[Element location listings]
--- START ---

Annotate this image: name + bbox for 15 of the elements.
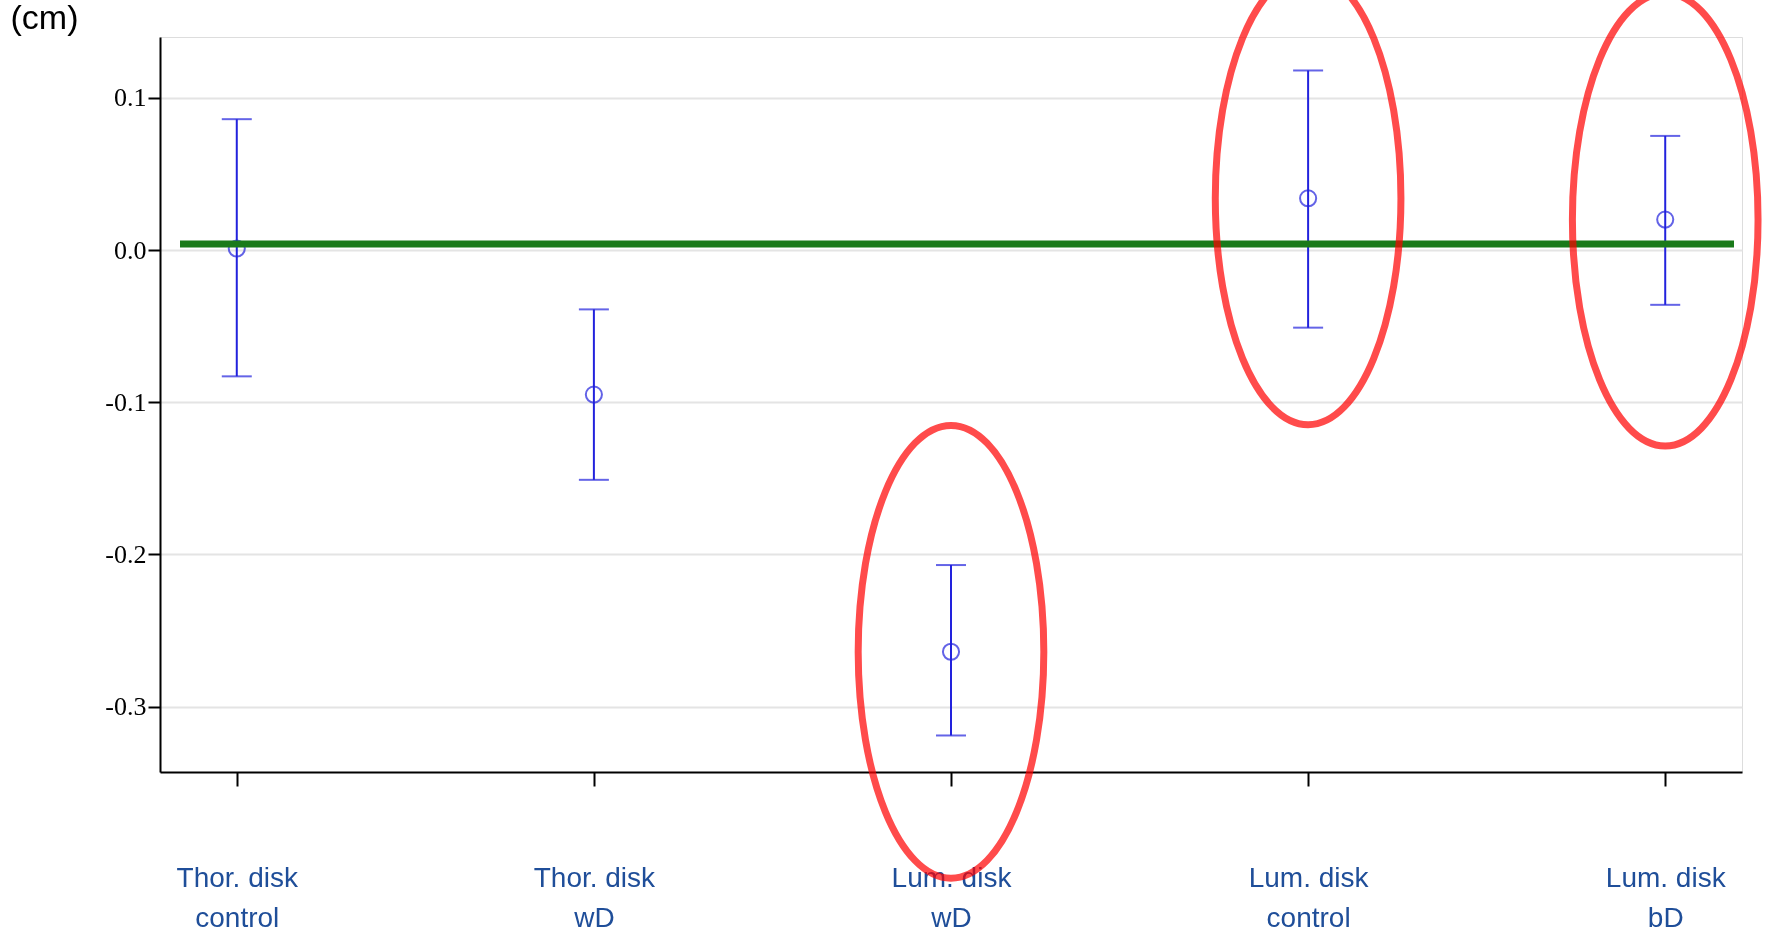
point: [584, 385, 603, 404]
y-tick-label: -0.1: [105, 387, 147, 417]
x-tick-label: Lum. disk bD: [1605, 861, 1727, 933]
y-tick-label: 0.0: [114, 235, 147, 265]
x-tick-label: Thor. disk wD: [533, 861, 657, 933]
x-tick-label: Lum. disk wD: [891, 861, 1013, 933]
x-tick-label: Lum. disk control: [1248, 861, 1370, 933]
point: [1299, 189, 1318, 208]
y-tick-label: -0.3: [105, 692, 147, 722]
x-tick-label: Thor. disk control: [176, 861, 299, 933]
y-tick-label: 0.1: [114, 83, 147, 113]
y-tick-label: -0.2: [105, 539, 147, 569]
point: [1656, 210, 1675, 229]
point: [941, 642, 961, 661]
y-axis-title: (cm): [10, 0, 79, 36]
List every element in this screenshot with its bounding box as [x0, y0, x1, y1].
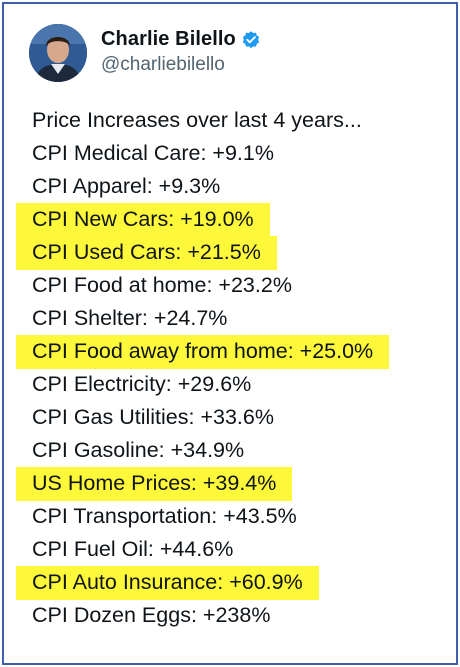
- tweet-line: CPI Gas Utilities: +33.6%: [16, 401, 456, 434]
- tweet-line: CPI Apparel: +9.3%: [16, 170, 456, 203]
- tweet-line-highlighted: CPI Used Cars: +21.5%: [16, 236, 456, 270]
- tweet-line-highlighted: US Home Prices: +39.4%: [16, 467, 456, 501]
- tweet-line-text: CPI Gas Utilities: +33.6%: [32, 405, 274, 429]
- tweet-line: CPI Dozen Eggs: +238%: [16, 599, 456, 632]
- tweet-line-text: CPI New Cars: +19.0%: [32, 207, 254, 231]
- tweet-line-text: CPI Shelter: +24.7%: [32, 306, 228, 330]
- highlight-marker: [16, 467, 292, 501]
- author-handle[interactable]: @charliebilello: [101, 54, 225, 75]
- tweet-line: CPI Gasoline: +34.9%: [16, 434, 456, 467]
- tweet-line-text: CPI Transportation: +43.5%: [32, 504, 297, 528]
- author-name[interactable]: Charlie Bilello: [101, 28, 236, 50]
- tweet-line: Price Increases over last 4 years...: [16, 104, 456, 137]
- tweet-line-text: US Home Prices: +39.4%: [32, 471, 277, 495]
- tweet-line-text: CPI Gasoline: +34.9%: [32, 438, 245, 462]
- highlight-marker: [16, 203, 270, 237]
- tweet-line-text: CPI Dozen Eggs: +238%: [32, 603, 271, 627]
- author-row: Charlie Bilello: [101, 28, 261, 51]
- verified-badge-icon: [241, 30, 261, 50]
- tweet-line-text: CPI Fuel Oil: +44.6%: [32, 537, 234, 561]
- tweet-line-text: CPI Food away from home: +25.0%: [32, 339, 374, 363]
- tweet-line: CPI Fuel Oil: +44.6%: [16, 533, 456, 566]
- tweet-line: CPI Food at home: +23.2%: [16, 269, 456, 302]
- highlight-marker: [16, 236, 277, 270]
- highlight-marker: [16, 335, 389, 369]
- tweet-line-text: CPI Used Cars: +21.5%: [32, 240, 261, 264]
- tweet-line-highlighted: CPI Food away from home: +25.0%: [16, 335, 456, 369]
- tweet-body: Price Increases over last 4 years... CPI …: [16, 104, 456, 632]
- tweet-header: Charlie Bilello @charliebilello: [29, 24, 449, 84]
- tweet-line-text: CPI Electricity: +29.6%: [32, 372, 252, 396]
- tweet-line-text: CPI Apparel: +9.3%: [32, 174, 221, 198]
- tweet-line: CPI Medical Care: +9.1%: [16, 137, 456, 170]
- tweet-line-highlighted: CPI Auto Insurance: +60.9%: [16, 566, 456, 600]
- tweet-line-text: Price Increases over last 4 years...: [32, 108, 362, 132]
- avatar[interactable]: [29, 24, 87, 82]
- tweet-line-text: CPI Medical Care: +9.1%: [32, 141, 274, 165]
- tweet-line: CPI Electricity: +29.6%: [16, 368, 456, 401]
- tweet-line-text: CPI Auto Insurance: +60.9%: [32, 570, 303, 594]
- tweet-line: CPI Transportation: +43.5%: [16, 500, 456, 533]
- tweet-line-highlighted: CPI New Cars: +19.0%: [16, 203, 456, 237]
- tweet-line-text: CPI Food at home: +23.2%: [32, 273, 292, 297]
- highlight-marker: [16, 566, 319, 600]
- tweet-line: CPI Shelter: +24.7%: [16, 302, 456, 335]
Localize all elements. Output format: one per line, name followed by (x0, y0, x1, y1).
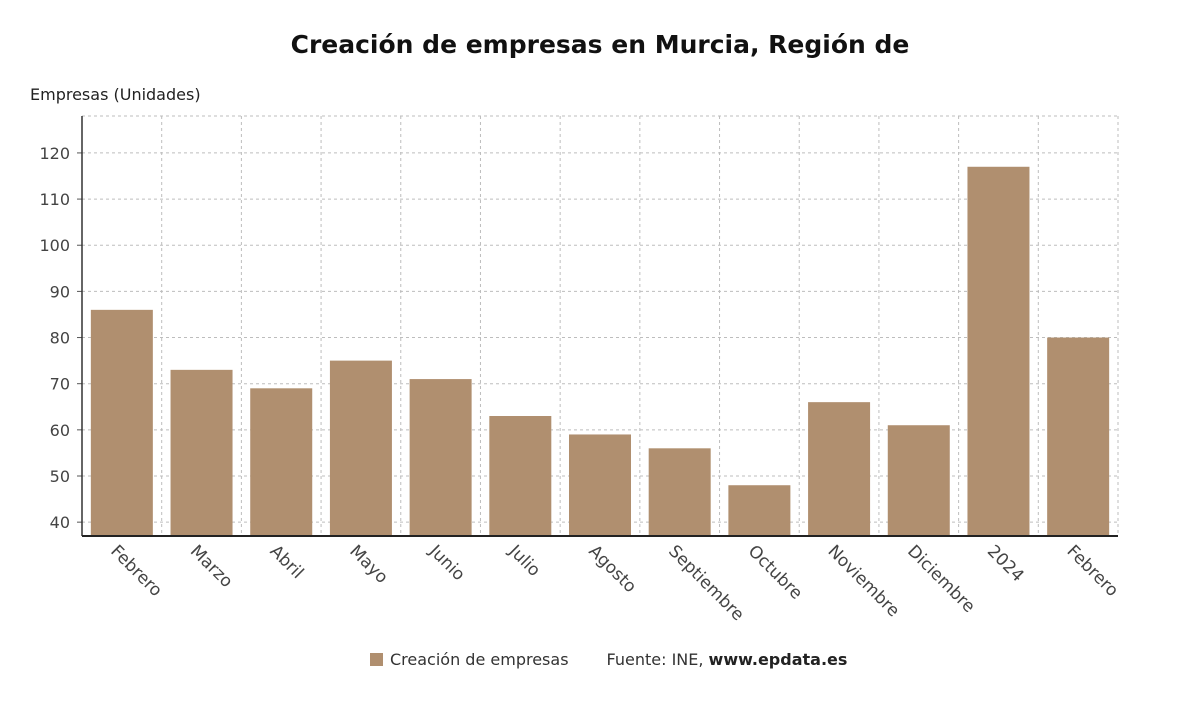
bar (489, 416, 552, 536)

--- END ---

Which lines in the data above contain the string "charliebilello"? Collect each of them, counting only matches with the same case.

- author-handle[interactable]: @charliebilello: [101, 54, 225, 75]
- tweet-header: Charlie Bilello @charliebilello: [29, 24, 449, 84]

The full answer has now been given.